[Collection entries]
-- Start --

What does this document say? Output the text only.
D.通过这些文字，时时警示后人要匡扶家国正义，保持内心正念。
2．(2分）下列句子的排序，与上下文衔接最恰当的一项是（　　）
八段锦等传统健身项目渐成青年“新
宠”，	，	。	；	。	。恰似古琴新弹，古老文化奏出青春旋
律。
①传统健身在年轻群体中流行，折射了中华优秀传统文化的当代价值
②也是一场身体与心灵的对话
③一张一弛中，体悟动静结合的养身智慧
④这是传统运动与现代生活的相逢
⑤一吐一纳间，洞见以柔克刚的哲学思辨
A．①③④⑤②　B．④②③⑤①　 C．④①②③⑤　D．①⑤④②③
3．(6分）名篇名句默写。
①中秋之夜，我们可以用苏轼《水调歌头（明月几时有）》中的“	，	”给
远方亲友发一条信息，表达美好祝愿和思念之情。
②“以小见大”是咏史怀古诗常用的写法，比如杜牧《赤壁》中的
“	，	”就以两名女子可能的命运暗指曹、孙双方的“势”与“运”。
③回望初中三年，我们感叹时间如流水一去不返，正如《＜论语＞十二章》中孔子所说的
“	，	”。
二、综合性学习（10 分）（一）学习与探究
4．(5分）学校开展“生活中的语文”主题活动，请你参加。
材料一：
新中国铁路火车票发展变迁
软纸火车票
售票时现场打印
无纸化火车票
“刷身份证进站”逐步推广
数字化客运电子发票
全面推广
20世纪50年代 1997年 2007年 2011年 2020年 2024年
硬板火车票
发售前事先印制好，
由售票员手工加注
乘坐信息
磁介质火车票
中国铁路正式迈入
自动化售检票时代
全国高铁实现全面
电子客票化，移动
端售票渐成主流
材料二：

-- End --

(Task instructions):
Transcribe every entry exactly.

(Exercise answer):
What does this document say? Output the text only.
D.通过这些文字，时时警示后人要匡扶家国正义，保持内心正念。
2．(2分）下列句子的排序，与上下文衔接最恰当的一项是（　　）
八段锦等传统健身项目渐成青年“新
宠”，	，	。	；	。	。恰似古琴新弹，古老文化奏出青春旋
律。
①传统健身在年轻群体中流行，折射了中华优秀传统文化的当代价值
②也是一场身体与心灵的对话
③一张一弛中，体悟动静结合的养身智慧
④这是传统运动与现代生活的相逢
⑤一吐一纳间，洞见以柔克刚的哲学思辨
A．①③④⑤②　B．④②③⑤①　 C．④①②③⑤　D．①⑤④②③
3．(6分）名篇名句默写。
①中秋之夜，我们可以用苏轼《水调歌头（明月几时有）》中的“	，	”给
远方亲友发一条信息，表达美好祝愿和思念之情。
②“以小见大”是咏史怀古诗常用的写法，比如杜牧《赤壁》中的
“	，	”就以两名女子可能的命运暗指曹、孙双方的“势”与“运”。
③回望初中三年，我们感叹时间如流水一去不返，正如《＜论语＞十二章》中孔子所说的
“	，	”。
二、综合性学习（10 分）（一）学习与探究
4．(5分）学校开展“生活中的语文”主题活动，请你参加。
材料一：
新中国铁路火车票发展变迁
软纸火车票
售票时现场打印
无纸化火车票
“刷身份证进站”逐步推广
数字化客运电子发票
全面推广
20世纪50年代 1997年 2007年 2011年 2020年 2024年
硬板火车票
发售前事先印制好，
由售票员手工加注
乘坐信息
磁介质火车票
中国铁路正式迈入
自动化售检票时代
全国高铁实现全面
电子客票化，移动
端售票渐成主流
材料二：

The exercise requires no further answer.